> **ACTION ITEM**:
In the entries below, every line that contains "Class" must be located and copied.

> **RECORD EXTRACTS**:
* * * * * * *
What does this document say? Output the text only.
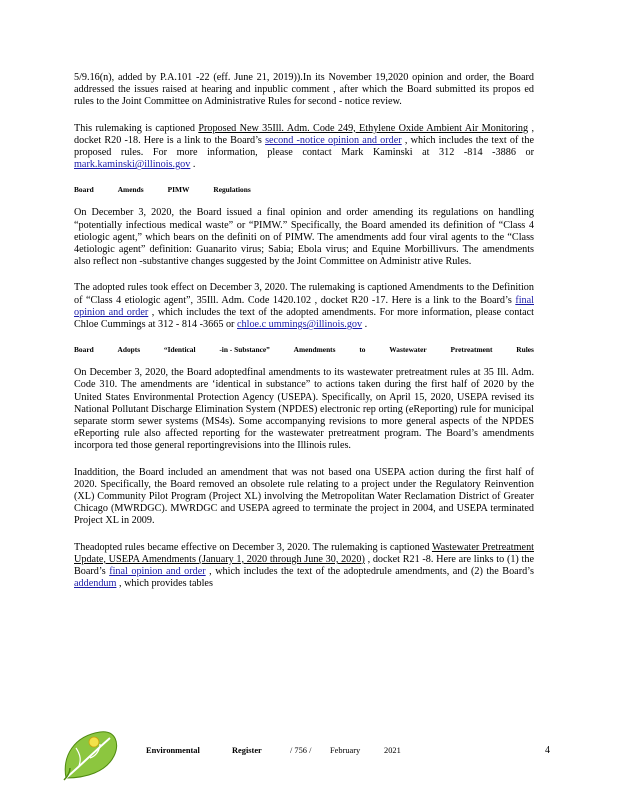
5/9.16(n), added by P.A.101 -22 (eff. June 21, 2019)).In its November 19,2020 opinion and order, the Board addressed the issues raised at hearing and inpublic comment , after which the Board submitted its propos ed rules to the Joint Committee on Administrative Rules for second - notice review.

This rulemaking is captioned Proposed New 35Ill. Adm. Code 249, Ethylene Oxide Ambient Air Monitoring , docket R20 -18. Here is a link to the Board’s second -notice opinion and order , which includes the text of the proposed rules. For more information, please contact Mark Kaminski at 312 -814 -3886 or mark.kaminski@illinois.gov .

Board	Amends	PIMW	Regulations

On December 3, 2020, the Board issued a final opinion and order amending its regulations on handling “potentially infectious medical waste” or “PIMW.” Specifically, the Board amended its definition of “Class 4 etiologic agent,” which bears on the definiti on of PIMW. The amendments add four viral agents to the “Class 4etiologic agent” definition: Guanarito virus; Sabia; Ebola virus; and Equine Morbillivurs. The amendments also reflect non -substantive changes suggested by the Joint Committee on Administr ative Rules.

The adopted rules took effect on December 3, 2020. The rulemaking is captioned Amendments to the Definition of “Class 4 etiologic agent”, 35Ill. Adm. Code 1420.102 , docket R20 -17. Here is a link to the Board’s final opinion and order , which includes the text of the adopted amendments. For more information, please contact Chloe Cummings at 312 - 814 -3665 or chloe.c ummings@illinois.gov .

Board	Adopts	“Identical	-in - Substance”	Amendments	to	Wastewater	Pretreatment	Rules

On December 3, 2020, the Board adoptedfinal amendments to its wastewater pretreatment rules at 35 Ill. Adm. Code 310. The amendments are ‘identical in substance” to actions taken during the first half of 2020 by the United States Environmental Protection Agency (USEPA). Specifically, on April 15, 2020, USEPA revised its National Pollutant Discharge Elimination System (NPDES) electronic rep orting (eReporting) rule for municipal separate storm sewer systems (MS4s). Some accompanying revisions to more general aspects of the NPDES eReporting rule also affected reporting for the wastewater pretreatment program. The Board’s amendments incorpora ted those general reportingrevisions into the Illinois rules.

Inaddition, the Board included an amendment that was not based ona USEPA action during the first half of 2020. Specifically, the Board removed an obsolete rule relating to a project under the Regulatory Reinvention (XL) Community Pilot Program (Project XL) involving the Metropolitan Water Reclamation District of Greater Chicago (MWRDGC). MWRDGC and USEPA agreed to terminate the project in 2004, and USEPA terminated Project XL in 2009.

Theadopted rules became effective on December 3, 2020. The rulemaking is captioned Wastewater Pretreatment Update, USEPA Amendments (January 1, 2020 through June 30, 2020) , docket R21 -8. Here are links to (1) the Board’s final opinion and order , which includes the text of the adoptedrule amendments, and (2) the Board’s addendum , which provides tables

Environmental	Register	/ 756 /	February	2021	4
* * * * * * *
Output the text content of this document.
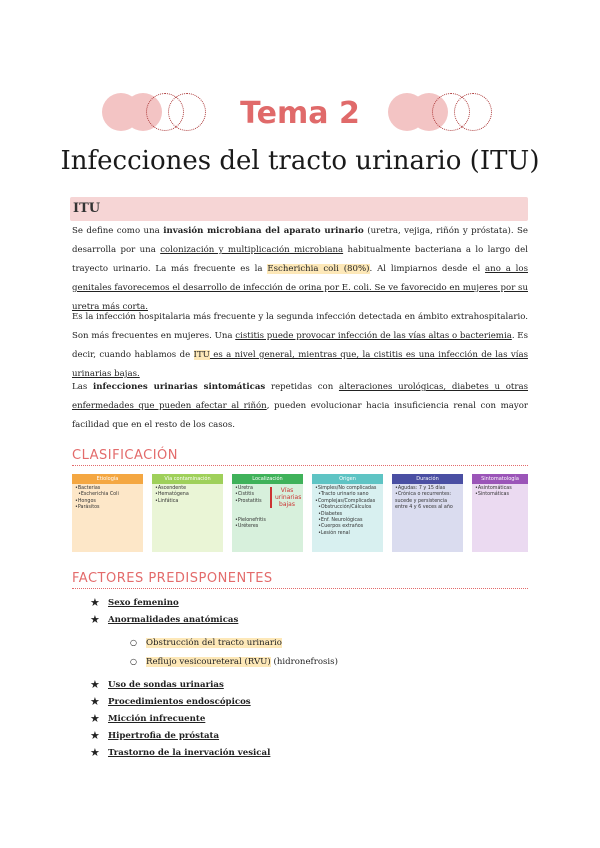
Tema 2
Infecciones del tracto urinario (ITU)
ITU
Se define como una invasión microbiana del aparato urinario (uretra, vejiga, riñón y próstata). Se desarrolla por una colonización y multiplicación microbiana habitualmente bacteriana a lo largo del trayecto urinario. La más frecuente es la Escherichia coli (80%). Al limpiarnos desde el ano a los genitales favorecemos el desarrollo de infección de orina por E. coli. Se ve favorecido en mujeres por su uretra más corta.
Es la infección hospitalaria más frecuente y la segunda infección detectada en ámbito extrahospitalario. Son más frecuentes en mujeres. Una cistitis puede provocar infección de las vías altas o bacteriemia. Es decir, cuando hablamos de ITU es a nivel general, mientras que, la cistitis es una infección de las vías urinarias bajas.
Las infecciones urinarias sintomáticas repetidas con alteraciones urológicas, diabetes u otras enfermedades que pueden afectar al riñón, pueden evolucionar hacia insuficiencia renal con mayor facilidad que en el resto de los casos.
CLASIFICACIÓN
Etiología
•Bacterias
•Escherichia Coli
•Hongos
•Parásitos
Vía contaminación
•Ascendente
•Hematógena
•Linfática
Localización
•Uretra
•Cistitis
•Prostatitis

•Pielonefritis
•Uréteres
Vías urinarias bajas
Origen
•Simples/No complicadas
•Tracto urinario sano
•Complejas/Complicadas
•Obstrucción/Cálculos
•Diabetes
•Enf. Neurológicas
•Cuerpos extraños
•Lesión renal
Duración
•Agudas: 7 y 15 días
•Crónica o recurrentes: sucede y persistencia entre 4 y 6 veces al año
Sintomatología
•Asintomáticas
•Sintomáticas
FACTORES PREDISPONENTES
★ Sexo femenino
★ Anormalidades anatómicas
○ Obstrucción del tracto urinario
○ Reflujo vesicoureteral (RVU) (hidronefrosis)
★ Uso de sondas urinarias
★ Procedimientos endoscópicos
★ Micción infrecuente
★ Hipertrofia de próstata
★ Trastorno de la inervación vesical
* * * * * * *
> **OUTPUT OF THE EXERCISE**:
On December 3, 2020, the Board issued a final opinion and order amending its regulations on handling “potentially infectious medical waste” or “PIMW.” Specifically, the Board amended its definition of “Class 4 etiologic agent,” which bears on the definiti on of PIMW. The amendments add four viral agents to the “Class 4etiologic agent” definition: Guanarito virus; Sabia; Ebola virus; and Equine Morbillivurs. The amendments also reflect non -substantive changes suggested by the Joint Committee on Administr ative Rules.
The adopted rules took effect on December 3, 2020. The rulemaking is captioned Amendments to the Definition of “Class 4 etiologic agent”, 35Ill. Adm. Code 1420.102 , docket R20 -17. Here is a link to the Board’s final opinion and order , which includes the text of the adopted amendments. For more information, please contact Chloe Cummings at 312 - 814 -3665 or chloe.c ummings@illinois.gov .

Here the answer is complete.